For every line in the data below that contains "title", copy the line.

Records contained in a dataset
_ _ _ _

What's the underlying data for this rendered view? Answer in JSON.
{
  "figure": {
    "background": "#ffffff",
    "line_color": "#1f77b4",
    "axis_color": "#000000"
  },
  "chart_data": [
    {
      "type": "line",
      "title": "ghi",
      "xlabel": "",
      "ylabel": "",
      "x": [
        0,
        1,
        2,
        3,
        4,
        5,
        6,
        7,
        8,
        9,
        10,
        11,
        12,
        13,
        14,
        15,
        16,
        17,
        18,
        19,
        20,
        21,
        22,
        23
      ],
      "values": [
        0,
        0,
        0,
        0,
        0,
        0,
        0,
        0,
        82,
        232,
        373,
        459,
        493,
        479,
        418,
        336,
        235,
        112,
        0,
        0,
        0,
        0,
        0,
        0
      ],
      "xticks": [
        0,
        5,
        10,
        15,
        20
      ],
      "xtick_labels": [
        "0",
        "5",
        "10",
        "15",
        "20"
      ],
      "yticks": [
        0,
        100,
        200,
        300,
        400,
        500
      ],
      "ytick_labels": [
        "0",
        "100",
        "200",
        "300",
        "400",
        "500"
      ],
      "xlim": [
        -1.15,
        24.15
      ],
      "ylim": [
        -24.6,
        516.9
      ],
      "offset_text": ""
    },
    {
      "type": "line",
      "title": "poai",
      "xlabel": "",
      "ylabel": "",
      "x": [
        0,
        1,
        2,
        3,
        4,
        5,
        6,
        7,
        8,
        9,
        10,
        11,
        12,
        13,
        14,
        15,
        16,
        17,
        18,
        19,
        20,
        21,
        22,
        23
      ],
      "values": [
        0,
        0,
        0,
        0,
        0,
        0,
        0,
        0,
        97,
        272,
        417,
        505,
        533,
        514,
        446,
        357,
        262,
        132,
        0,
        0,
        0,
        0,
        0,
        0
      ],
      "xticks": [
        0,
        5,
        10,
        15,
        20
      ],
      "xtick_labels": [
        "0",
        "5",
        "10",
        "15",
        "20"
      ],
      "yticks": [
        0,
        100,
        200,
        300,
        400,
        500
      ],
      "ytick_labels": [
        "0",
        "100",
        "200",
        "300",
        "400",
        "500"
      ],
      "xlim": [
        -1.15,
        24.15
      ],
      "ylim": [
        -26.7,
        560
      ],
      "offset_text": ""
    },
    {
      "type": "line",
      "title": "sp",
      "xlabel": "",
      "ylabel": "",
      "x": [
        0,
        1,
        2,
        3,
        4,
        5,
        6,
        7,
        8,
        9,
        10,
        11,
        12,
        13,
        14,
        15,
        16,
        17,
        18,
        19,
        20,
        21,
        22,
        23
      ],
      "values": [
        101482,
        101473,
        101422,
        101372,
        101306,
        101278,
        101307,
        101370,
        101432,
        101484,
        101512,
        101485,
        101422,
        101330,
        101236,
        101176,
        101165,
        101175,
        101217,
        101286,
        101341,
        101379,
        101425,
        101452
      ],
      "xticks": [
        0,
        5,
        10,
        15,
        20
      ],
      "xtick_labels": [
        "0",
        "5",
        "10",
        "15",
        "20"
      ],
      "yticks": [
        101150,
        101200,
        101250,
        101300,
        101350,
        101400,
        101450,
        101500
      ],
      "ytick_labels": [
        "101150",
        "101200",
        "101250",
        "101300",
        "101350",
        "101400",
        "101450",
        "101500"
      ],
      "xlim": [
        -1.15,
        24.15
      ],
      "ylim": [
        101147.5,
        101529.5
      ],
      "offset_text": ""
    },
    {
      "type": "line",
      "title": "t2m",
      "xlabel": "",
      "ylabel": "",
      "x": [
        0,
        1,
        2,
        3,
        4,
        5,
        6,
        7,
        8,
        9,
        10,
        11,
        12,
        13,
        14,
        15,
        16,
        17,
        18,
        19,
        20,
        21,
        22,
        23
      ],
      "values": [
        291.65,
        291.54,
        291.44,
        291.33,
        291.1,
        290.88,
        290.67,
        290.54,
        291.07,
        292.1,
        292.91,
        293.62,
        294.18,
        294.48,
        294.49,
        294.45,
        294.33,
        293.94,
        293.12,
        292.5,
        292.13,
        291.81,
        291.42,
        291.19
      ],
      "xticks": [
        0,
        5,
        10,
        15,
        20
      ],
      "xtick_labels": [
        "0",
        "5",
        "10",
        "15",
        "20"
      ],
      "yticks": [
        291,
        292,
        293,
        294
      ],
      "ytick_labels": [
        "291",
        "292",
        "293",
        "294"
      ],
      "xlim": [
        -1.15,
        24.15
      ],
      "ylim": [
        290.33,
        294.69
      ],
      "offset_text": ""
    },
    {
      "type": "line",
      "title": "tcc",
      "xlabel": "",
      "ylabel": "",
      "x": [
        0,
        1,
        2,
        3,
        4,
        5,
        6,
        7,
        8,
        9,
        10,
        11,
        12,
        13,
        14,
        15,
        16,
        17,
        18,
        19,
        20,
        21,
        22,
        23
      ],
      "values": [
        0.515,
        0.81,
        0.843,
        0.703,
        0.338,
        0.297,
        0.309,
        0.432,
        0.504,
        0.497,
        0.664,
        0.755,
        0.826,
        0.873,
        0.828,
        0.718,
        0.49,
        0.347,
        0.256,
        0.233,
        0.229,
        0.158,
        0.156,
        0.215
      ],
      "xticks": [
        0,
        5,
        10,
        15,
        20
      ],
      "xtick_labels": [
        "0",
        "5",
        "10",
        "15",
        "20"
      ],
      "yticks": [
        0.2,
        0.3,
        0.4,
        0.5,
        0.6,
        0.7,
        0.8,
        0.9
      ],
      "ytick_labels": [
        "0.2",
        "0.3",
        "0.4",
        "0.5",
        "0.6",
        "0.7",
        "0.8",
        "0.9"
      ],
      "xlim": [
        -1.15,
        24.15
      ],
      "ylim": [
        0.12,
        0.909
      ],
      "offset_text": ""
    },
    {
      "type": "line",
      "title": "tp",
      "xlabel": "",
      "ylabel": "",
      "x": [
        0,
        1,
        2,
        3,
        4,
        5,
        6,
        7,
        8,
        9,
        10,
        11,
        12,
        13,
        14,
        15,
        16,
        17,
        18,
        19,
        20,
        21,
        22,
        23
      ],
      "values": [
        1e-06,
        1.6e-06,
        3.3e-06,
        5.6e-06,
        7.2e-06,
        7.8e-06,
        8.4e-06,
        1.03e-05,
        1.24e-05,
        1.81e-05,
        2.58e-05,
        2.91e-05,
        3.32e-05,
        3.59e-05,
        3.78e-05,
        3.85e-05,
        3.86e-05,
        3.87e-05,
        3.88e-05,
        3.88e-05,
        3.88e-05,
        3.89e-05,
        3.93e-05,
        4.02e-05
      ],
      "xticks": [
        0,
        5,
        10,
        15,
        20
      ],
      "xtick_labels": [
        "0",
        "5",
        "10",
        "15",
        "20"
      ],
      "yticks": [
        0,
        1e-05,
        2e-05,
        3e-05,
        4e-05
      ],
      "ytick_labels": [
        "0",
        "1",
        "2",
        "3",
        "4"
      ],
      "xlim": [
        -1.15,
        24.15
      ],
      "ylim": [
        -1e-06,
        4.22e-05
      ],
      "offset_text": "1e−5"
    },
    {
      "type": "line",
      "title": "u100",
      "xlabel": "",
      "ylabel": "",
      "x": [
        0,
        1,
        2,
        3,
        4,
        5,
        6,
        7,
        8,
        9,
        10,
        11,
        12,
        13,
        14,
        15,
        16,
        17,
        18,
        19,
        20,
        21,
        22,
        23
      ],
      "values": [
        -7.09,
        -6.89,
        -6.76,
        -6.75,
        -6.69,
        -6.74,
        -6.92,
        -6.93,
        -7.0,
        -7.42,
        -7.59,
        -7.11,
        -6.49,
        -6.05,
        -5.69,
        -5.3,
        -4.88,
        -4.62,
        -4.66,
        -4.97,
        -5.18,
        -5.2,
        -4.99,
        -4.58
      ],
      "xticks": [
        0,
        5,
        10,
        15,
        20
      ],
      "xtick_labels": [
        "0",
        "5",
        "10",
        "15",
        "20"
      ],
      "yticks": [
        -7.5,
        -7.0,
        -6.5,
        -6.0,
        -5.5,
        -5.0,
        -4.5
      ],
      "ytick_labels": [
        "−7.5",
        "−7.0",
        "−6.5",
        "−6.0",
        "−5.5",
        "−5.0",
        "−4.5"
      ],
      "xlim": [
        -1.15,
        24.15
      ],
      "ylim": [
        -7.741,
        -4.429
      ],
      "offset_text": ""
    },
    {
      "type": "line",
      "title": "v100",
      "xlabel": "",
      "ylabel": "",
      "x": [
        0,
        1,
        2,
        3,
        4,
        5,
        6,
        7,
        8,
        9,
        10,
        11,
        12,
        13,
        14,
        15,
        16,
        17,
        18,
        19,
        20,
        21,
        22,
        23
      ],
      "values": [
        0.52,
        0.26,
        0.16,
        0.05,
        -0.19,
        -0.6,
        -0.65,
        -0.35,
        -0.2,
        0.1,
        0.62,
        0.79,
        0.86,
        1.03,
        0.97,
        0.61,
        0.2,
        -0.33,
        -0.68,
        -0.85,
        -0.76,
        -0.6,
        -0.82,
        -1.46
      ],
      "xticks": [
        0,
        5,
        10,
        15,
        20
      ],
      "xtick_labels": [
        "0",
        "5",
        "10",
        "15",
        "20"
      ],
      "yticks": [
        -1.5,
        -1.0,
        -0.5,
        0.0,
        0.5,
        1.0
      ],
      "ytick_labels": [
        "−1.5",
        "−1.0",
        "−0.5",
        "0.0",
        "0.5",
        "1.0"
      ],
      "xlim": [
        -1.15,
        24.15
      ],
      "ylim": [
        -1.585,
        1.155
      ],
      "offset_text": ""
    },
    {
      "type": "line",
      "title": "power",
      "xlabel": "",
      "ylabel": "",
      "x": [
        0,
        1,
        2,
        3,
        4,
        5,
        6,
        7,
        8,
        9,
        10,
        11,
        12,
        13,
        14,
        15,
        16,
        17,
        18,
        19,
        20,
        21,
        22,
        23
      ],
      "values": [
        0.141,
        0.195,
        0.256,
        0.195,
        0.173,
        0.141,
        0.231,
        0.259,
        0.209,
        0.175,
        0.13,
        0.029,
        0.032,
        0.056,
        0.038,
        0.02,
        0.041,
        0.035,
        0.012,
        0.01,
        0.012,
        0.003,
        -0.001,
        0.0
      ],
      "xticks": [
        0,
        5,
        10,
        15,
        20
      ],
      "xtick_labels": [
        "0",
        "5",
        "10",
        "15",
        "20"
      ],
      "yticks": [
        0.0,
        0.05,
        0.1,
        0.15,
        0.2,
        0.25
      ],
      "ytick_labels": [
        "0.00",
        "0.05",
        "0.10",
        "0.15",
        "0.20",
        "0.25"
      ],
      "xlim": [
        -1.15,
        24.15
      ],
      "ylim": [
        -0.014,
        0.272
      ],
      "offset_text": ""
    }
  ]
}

_ _ _ _

Exercise answer:
      "title": "ghi",
      "title": "poai",
      "title": "sp",
      "title": "t2m",
      "title": "tcc",
      "title": "tp",
      "title": "u100",
      "title": "v100",
      "title": "power",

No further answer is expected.